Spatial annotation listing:
>>>
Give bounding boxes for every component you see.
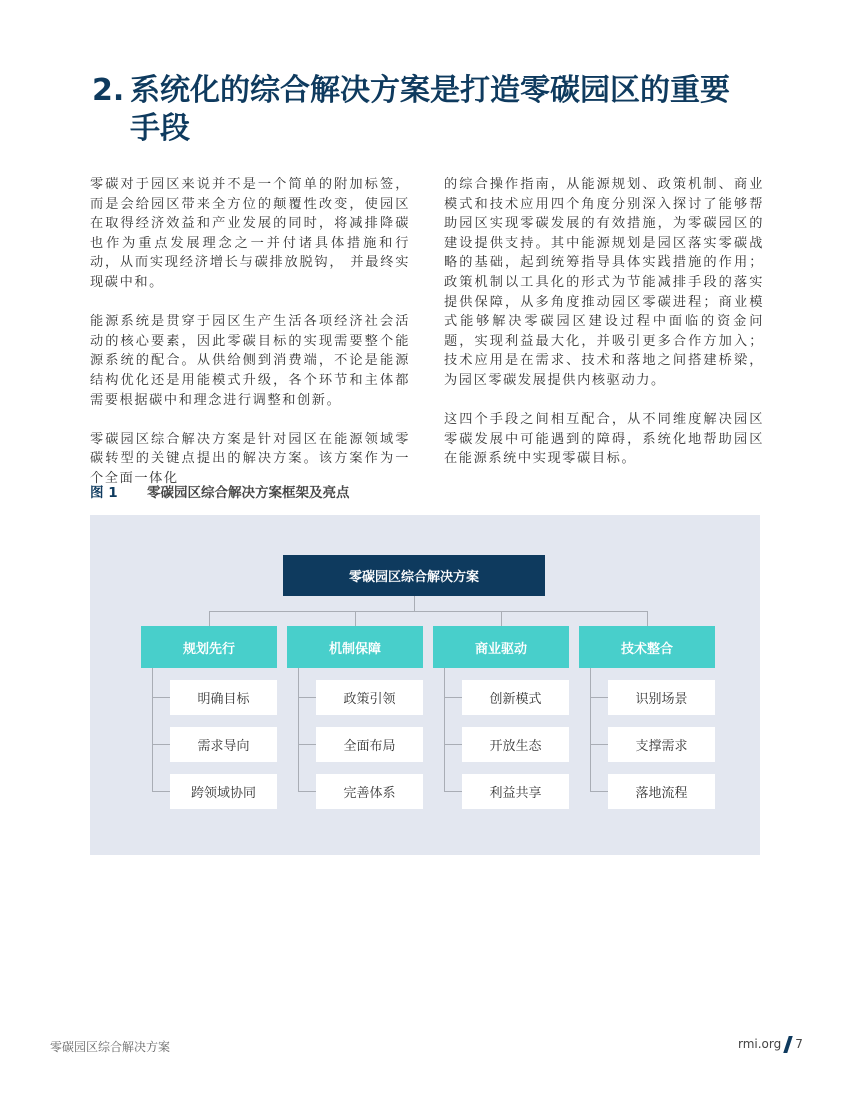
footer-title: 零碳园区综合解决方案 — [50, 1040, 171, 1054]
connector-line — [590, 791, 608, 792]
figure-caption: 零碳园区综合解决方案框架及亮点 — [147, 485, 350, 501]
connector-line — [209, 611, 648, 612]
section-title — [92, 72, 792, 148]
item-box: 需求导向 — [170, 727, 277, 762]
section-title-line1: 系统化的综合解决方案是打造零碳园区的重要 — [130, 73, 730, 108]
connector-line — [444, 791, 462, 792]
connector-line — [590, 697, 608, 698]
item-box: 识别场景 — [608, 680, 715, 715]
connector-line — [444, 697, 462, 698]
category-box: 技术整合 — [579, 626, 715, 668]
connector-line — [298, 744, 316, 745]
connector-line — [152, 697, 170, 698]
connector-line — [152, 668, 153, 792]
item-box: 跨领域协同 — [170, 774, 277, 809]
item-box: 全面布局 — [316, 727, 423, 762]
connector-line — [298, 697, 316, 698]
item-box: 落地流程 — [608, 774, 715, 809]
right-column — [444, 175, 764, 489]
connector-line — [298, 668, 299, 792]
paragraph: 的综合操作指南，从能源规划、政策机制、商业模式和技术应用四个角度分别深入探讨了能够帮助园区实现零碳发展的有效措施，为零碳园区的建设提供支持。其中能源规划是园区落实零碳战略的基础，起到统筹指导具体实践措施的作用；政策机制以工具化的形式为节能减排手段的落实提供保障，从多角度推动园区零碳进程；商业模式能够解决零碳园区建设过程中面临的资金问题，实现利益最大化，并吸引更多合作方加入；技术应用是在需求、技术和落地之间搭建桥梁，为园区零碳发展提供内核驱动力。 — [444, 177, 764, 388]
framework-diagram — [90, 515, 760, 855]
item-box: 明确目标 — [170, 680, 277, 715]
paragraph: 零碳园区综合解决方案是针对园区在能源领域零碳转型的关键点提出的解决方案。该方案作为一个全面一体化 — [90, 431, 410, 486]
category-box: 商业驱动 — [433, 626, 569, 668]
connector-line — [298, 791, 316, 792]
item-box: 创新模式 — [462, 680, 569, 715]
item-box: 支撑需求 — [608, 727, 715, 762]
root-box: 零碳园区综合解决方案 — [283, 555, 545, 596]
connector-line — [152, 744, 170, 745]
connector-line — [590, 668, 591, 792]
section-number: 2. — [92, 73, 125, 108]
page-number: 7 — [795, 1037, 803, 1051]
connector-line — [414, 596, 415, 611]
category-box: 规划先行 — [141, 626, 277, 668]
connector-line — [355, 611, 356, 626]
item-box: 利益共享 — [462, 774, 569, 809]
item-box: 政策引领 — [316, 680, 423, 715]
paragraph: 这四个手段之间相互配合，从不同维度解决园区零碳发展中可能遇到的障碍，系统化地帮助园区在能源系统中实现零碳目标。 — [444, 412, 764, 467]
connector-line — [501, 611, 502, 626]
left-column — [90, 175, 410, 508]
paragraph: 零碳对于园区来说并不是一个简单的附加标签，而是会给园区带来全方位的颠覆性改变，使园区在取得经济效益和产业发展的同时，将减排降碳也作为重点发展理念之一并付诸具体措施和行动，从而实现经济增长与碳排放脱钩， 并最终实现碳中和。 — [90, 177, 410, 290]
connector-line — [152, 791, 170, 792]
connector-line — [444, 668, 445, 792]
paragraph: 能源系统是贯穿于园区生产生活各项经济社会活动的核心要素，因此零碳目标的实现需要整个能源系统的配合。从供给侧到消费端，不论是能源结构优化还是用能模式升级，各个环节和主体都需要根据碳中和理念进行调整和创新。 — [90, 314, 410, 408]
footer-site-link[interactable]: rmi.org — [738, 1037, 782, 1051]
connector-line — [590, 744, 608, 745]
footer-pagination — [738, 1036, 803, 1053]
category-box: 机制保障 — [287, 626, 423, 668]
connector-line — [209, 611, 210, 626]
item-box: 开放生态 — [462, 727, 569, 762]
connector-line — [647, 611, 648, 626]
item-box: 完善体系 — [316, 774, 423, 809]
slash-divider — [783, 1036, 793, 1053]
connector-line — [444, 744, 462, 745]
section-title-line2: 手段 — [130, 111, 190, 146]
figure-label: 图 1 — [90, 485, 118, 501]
<<<
* **EXERCISE DESCRIPTION**: Locate each line of the listing that contains the string "section" and copy it out. Case counts.

* **WRITTEN RESPONSE**:
section-title — [92, 72, 792, 148]
section-title-line1: 系统化的综合解决方案是打造零碳园区的重要 — [130, 73, 730, 108]
section-number: 2. — [92, 73, 125, 108]
section-title-line2: 手段 — [130, 111, 190, 146]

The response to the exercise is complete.